WHAT YOU SHOULD DO: From the entries below, report how many lines contain the string "построили". Give only that number.

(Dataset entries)
******************************

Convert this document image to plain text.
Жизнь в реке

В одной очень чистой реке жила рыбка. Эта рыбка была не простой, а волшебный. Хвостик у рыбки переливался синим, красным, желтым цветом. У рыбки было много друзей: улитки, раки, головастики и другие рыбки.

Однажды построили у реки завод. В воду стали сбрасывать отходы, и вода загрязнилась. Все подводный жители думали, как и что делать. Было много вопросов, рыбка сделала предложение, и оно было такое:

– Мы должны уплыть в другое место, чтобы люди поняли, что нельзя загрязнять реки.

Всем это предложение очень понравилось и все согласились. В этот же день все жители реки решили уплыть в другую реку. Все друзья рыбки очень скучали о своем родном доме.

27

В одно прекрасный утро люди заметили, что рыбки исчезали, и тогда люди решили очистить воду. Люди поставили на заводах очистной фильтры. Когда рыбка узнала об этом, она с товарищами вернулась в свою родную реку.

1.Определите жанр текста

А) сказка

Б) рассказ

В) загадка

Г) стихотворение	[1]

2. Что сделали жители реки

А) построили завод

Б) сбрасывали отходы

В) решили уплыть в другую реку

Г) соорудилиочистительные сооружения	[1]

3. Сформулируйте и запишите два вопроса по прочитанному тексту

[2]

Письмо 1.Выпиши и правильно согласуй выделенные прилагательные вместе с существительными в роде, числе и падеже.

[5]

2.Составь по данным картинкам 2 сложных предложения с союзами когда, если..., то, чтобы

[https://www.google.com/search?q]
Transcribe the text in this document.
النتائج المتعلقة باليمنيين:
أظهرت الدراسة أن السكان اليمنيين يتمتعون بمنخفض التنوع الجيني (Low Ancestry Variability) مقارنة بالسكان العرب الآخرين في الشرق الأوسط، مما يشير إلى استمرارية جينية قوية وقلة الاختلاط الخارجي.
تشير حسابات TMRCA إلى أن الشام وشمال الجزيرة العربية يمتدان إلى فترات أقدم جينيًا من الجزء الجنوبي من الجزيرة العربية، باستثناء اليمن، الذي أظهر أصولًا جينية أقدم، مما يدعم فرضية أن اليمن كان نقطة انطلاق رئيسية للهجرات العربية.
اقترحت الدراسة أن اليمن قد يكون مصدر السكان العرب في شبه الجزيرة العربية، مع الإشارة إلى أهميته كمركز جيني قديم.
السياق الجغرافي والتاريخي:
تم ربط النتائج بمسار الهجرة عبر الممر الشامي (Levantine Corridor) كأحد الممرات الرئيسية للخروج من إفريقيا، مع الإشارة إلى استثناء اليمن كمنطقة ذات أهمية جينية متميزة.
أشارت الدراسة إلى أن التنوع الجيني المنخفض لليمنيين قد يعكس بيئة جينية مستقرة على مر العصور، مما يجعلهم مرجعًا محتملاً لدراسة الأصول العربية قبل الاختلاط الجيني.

******************************

RESPONSE BELOW: 2